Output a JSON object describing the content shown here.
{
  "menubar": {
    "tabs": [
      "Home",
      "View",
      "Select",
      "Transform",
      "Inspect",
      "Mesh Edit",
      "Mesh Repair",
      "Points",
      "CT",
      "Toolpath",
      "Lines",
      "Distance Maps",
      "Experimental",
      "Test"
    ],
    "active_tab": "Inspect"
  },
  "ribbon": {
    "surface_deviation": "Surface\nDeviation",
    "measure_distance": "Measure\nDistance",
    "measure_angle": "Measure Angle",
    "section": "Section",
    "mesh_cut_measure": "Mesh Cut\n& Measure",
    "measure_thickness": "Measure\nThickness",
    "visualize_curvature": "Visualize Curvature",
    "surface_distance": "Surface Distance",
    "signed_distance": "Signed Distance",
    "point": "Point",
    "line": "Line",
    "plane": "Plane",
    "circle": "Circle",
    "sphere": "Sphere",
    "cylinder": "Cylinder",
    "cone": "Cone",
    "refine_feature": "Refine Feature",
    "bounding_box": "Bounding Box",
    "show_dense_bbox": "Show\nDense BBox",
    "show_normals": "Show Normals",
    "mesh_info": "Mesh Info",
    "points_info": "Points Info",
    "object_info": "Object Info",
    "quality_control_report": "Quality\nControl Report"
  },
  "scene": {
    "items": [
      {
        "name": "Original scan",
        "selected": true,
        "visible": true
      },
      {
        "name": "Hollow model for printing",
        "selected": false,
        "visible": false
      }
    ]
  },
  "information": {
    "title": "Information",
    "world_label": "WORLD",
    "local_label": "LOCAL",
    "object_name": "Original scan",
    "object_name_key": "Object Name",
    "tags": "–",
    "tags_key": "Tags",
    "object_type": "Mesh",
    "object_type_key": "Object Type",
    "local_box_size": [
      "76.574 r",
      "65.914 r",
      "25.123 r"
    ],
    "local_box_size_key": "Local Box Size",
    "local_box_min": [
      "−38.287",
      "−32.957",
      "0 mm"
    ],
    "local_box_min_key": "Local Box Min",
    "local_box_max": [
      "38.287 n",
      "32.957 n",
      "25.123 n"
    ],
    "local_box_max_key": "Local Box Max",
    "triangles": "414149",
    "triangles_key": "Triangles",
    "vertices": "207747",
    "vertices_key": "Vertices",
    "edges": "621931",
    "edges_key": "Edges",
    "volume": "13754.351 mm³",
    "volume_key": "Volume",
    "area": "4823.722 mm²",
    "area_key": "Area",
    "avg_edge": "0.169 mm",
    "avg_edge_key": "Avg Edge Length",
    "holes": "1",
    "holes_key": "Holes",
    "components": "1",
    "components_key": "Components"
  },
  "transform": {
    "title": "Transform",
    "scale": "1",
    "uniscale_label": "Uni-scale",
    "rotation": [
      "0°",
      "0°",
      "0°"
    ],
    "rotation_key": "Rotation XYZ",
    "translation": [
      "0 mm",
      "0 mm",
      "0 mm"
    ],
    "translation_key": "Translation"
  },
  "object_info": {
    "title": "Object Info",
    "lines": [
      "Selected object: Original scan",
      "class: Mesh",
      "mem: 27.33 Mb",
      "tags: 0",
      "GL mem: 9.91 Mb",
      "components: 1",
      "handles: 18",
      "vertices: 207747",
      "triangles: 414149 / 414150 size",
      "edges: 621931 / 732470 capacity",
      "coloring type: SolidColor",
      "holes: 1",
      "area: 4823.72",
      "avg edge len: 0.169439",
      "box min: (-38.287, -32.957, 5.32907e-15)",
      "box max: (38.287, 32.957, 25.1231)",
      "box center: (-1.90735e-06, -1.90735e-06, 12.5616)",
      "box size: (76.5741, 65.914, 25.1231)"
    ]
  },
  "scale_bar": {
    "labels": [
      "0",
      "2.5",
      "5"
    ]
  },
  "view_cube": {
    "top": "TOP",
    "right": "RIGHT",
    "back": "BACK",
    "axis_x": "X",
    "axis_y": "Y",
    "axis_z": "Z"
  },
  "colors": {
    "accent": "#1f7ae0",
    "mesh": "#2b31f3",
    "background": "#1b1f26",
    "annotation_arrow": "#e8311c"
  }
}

◆ Problem to solve
Go back to the listing above and please repeat it exactly.

◆ Answer to this problem
Output a JSON object describing the content shown here.
{
  "menubar": {
    "tabs": [
      "Home",
      "View",
      "Select",
      "Transform",
      "Inspect",
      "Mesh Edit",
      "Mesh Repair",
      "Points",
      "CT",
      "Toolpath",
      "Lines",
      "Distance Maps",
      "Experimental",
      "Test"
    ],
    "active_tab": "Inspect"
  },
  "ribbon": {
    "surface_deviation": "Surface\nDeviation",
    "measure_distance": "Measure\nDistance",
    "measure_angle": "Measure Angle",
    "section": "Section",
    "mesh_cut_measure": "Mesh Cut\n& Measure",
    "measure_thickness": "Measure\nThickness",
    "visualize_curvature": "Visualize Curvature",
    "surface_distance": "Surface Distance",
    "signed_distance": "Signed Distance",
    "point": "Point",
    "line": "Line",
    "plane": "Plane",
    "circle": "Circle",
    "sphere": "Sphere",
    "cylinder": "Cylinder",
    "cone": "Cone",
    "refine_feature": "Refine Feature",
    "bounding_box": "Bounding Box",
    "show_dense_bbox": "Show\nDense BBox",
    "show_normals": "Show Normals",
    "mesh_info": "Mesh Info",
    "points_info": "Points Info",
    "object_info": "Object Info",
    "quality_control_report": "Quality\nControl Report"
  },
  "scene": {
    "items": [
      {
        "name": "Original scan",
        "selected": true,
        "visible": true
      },
      {
        "name": "Hollow model for printing",
        "selected": false,
        "visible": false
      }
    ]
  },
  "information": {
    "title": "Information",
    "world_label": "WORLD",
    "local_label": "LOCAL",
    "object_name": "Original scan",
    "object_name_key": "Object Name",
    "tags": "–",
    "tags_key": "Tags",
    "object_type": "Mesh",
    "object_type_key": "Object Type",
    "local_box_size": [
      "76.574 r",
      "65.914 r",
      "25.123 r"
    ],
    "local_box_size_key": "Local Box Size",
    "local_box_min": [
      "−38.287",
      "−32.957",
      "0 mm"
    ],
    "local_box_min_key": "Local Box Min",
    "local_box_max": [
      "38.287 n",
      "32.957 n",
      "25.123 n"
    ],
    "local_box_max_key": "Local Box Max",
    "triangles": "414149",
    "triangles_key": "Triangles",
    "vertices": "207747",
    "vertices_key": "Vertices",
    "edges": "621931",
    "edges_key": "Edges",
    "volume": "13754.351 mm³",
    "volume_key": "Volume",
    "area": "4823.722 mm²",
    "area_key": "Area",
    "avg_edge": "0.169 mm",
    "avg_edge_key": "Avg Edge Length",
    "holes": "1",
    "holes_key": "Holes",
    "components": "1",
    "components_key": "Components"
  },
  "transform": {
    "title": "Transform",
    "scale": "1",
    "uniscale_label": "Uni-scale",
    "rotation": [
      "0°",
      "0°",
      "0°"
    ],
    "rotation_key": "Rotation XYZ",
    "translation": [
      "0 mm",
      "0 mm",
      "0 mm"
    ],
    "translation_key": "Translation"
  },
  "object_info": {
    "title": "Object Info",
    "lines": [
      "Selected object: Original scan",
      "class: Mesh",
      "mem: 27.33 Mb",
      "tags: 0",
      "GL mem: 9.91 Mb",
      "components: 1",
      "handles: 18",
      "vertices: 207747",
      "triangles: 414149 / 414150 size",
      "edges: 621931 / 732470 capacity",
      "coloring type: SolidColor",
      "holes: 1",
      "area: 4823.72",
      "avg edge len: 0.169439",
      "box min: (-38.287, -32.957, 5.32907e-15)",
      "box max: (38.287, 32.957, 25.1231)",
      "box center: (-1.90735e-06, -1.90735e-06, 12.5616)",
      "box size: (76.5741, 65.914, 25.1231)"
    ]
  },
  "scale_bar": {
    "labels": [
      "0",
      "2.5",
      "5"
    ]
  },
  "view_cube": {
    "top": "TOP",
    "right": "RIGHT",
    "back": "BACK",
    "axis_x": "X",
    "axis_y": "Y",
    "axis_z": "Z"
  },
  "colors": {
    "accent": "#1f7ae0",
    "mesh": "#2b31f3",
    "background": "#1b1f26",
    "annotation_arrow": "#e8311c"
  }
}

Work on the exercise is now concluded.